-- begin --

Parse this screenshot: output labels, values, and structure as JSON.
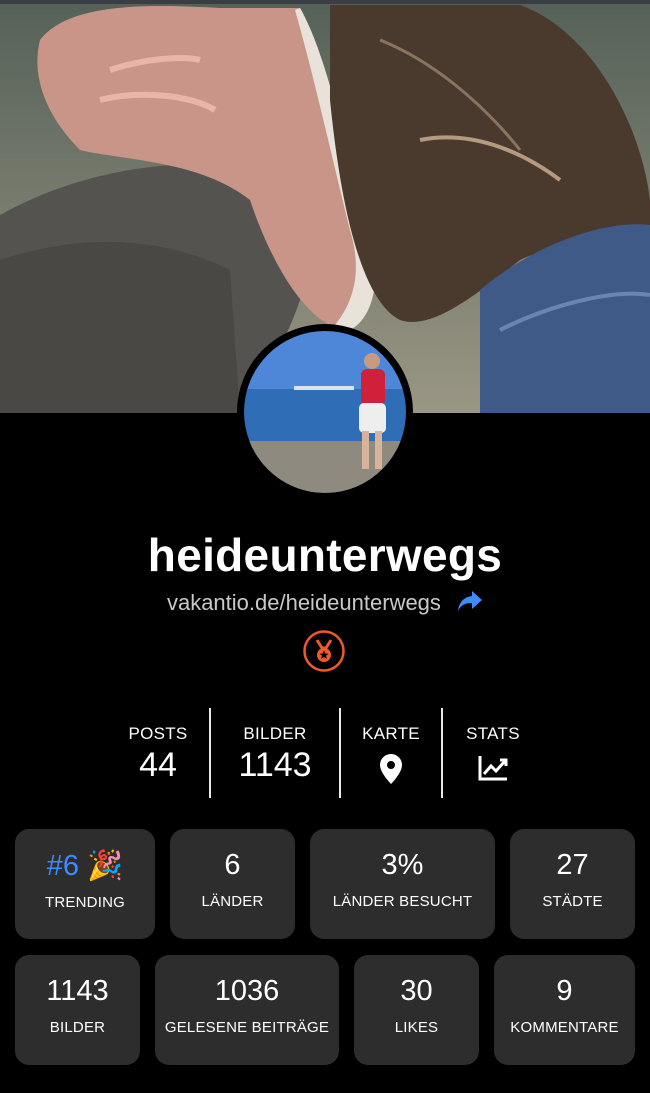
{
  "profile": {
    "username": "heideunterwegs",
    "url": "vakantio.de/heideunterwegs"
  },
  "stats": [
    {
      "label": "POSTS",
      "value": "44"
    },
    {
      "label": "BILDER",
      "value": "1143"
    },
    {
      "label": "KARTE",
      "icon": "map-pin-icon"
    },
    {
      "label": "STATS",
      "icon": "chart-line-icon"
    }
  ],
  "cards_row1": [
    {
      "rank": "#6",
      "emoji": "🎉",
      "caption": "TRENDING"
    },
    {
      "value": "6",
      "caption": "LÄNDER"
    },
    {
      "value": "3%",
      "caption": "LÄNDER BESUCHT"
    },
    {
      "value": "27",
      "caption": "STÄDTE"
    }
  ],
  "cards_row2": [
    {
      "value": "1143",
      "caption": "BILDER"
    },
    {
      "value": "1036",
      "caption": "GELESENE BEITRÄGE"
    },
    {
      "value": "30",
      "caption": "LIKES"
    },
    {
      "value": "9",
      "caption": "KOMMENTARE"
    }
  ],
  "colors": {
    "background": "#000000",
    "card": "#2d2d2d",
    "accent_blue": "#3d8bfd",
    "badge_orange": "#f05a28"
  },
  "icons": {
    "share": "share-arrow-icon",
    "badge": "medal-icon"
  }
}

-- end --

WRITTEN INSTRUCTION: Isolate the lines that hold the word "heideunterwegs" and copy all of them.

FINAL RESULT:
    "username": "heideunterwegs",
    "url": "vakantio.de/heideunterwegs"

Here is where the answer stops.